## OBJECTIVE
Check every line of the entries below for the word "labels", and copy the ones that have it.

## RAW RECORDS
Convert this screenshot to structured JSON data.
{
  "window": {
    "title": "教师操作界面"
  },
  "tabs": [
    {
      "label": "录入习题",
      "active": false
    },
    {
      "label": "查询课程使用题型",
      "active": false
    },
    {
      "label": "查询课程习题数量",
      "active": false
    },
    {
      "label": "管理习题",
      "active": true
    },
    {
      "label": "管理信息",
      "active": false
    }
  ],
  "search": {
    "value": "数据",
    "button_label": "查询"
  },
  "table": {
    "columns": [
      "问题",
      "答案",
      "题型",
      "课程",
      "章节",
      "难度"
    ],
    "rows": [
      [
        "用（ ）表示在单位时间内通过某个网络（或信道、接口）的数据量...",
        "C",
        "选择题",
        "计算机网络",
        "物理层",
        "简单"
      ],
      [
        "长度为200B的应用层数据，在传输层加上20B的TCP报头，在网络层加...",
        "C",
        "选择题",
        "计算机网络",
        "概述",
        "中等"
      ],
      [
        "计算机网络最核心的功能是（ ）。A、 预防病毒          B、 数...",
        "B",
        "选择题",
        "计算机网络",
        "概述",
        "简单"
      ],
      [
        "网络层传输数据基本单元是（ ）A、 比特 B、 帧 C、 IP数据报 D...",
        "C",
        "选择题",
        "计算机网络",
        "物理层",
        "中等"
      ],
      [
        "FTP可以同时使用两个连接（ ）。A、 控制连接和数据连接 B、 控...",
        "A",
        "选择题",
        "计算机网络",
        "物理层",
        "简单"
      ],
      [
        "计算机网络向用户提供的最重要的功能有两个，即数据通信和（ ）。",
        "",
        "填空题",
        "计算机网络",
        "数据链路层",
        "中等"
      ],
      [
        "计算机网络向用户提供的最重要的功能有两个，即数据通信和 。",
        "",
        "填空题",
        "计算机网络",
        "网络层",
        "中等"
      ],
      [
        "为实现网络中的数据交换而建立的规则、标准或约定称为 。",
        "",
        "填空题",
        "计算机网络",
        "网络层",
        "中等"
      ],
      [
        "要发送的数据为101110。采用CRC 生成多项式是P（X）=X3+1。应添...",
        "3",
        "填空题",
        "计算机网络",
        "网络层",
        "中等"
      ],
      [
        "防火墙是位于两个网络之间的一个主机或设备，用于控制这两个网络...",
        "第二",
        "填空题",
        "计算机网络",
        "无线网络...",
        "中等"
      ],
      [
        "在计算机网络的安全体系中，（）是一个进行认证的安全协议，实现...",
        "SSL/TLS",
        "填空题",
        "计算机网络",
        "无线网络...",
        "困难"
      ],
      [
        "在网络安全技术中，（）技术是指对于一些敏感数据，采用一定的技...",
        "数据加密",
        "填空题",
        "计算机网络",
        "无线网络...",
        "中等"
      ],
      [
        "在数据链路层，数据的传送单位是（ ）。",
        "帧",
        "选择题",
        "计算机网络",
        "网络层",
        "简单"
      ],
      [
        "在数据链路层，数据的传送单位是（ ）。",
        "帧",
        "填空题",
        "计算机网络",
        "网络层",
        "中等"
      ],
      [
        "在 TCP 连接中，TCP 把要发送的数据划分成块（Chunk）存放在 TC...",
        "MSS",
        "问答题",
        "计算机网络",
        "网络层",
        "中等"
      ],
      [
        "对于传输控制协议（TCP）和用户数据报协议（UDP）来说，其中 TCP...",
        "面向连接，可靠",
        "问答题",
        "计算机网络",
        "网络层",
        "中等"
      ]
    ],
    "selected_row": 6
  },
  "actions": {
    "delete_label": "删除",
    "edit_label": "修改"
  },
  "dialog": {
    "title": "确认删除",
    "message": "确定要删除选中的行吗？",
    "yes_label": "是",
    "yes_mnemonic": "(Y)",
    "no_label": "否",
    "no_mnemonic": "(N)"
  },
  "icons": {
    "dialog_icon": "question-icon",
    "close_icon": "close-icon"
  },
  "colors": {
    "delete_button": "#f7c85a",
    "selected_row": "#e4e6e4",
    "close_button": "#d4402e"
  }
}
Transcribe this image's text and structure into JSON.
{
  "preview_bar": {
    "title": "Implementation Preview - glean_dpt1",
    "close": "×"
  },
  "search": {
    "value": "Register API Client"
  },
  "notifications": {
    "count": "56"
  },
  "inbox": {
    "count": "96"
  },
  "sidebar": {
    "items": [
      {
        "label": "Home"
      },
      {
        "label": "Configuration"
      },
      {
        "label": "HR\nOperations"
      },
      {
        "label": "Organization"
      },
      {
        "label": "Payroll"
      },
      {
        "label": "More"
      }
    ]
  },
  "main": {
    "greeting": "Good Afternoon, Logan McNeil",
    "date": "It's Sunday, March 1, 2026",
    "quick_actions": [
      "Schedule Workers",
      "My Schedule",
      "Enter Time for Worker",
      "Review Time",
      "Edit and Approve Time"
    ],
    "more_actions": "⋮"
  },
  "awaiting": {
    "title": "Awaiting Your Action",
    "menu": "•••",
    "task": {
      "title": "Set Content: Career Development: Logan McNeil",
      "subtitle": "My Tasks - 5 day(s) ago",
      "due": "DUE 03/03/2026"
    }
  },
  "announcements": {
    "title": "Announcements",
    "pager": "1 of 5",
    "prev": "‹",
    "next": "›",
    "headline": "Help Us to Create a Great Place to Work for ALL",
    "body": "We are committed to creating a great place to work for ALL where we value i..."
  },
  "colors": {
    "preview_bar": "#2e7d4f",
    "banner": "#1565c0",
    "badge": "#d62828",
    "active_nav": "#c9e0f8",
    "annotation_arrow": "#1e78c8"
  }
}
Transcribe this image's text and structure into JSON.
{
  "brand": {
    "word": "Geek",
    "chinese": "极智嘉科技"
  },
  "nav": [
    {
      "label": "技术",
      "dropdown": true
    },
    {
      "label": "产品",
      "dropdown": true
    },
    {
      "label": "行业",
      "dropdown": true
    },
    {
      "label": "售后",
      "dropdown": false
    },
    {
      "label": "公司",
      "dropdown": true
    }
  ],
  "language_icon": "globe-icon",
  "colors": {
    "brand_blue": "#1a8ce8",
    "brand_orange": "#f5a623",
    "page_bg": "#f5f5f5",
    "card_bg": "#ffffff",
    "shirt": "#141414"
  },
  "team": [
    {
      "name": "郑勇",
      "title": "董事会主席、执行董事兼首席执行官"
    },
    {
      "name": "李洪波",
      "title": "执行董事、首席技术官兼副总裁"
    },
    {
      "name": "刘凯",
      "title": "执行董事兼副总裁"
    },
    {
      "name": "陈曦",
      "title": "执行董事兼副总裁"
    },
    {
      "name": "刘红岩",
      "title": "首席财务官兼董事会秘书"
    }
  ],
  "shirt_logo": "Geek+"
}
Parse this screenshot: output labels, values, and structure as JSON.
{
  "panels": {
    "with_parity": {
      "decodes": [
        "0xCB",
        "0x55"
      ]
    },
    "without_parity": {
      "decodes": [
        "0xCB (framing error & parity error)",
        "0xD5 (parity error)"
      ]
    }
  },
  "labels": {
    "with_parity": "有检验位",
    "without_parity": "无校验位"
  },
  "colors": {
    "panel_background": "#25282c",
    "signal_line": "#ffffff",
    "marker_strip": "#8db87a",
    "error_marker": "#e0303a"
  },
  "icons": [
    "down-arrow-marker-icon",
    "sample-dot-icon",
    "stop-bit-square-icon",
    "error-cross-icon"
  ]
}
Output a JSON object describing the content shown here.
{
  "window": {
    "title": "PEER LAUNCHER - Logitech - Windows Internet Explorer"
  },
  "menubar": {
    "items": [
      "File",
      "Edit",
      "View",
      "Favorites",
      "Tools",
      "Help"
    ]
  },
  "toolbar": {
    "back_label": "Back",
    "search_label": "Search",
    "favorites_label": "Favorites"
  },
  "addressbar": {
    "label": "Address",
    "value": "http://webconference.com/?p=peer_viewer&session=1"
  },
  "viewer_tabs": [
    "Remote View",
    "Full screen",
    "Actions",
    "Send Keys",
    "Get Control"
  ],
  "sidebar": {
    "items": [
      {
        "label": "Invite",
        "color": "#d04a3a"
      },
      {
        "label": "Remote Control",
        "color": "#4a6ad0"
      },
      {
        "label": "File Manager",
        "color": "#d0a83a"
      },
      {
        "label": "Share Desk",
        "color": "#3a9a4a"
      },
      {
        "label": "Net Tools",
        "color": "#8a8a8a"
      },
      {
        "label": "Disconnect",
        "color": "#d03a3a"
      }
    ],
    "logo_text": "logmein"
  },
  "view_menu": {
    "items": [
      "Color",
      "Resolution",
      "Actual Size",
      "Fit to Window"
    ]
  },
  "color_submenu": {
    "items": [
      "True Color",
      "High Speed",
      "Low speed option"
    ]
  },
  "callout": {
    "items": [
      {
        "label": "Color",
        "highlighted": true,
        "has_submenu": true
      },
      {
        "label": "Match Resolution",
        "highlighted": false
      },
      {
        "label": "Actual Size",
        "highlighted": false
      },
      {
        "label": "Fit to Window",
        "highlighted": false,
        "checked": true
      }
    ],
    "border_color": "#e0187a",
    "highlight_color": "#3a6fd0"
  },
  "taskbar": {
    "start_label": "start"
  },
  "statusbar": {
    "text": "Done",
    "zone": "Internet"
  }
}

## EXERCISE OUTPUT
Parse this screenshot: output labels, values, and structure as JSON.
  "labels": {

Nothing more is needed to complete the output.